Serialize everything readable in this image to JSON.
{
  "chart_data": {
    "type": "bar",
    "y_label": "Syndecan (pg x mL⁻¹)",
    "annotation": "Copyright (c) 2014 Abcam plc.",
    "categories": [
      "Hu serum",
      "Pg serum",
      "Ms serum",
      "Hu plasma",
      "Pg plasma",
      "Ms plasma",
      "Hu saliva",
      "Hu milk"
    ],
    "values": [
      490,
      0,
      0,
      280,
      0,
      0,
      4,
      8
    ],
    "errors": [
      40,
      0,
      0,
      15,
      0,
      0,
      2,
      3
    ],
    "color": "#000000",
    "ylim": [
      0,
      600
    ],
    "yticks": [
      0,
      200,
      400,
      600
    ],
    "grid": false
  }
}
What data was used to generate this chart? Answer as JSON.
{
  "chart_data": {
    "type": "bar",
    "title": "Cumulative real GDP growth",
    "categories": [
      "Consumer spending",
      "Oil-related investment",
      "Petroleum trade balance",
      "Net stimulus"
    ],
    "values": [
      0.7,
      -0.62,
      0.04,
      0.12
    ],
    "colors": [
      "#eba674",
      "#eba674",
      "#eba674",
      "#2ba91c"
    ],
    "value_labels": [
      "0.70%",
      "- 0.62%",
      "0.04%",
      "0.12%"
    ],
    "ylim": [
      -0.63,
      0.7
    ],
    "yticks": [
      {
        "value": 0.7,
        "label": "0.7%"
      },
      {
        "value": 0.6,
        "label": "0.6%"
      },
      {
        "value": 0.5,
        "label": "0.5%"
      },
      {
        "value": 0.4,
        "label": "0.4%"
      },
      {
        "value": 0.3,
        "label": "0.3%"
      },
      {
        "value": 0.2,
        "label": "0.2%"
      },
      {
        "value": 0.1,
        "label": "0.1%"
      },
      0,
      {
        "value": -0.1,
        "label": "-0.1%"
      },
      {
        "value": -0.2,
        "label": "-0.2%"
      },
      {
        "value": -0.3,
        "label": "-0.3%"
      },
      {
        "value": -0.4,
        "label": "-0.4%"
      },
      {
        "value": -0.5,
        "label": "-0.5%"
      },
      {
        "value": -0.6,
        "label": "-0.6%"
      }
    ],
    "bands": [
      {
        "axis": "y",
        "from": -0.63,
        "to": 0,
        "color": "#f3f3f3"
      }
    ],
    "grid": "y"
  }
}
***
- _Set task_: Output each record precisely as given.

- _Final answer_:
Serialize everything readable in this image to JSON.
{
  "chart_data": {
    "type": "bar",
    "y_label": "Syndecan (pg x mL⁻¹)",
    "annotation": "Copyright (c) 2014 Abcam plc.",
    "categories": [
      "Hu serum",
      "Pg serum",
      "Ms serum",
      "Hu plasma",
      "Pg plasma",
      "Ms plasma",
      "Hu saliva",
      "Hu milk"
    ],
    "values": [
      490,
      0,
      0,
      280,
      0,
      0,
      4,
      8
    ],
    "errors": [
      40,
      0,
      0,
      15,
      0,
      0,
      2,
      3
    ],
    "color": "#000000",
    "ylim": [
      0,
      600
    ],
    "yticks": [
      0,
      200,
      400,
      600
    ],
    "grid": false
  }
}
What data was used to generate this chart? Answer as JSON.
{
  "chart_data": {
    "type": "bar",
    "title": "Cumulative real GDP growth",
    "categories": [
      "Consumer spending",
      "Oil-related investment",
      "Petroleum trade balance",
      "Net stimulus"
    ],
    "values": [
      0.7,
      -0.62,
      0.04,
      0.12
    ],
    "colors": [
      "#eba674",
      "#eba674",
      "#eba674",
      "#2ba91c"
    ],
    "value_labels": [
      "0.70%",
      "- 0.62%",
      "0.04%",
      "0.12%"
    ],
    "ylim": [
      -0.63,
      0.7
    ],
    "yticks": [
      {
        "value": 0.7,
        "label": "0.7%"
      },
      {
        "value": 0.6,
        "label": "0.6%"
      },
      {
        "value": 0.5,
        "label": "0.5%"
      },
      {
        "value": 0.4,
        "label": "0.4%"
      },
      {
        "value": 0.3,
        "label": "0.3%"
      },
      {
        "value": 0.2,
        "label": "0.2%"
      },
      {
        "value": 0.1,
        "label": "0.1%"
      },
      0,
      {
        "value": -0.1,
        "label": "-0.1%"
      },
      {
        "value": -0.2,
        "label": "-0.2%"
      },
      {
        "value": -0.3,
        "label": "-0.3%"
      },
      {
        "value": -0.4,
        "label": "-0.4%"
      },
      {
        "value": -0.5,
        "label": "-0.5%"
      },
      {
        "value": -0.6,
        "label": "-0.6%"
      }
    ],
    "bands": [
      {
        "axis": "y",
        "from": -0.63,
        "to": 0,
        "color": "#f3f3f3"
      }
    ],
    "grid": "y"
  }
}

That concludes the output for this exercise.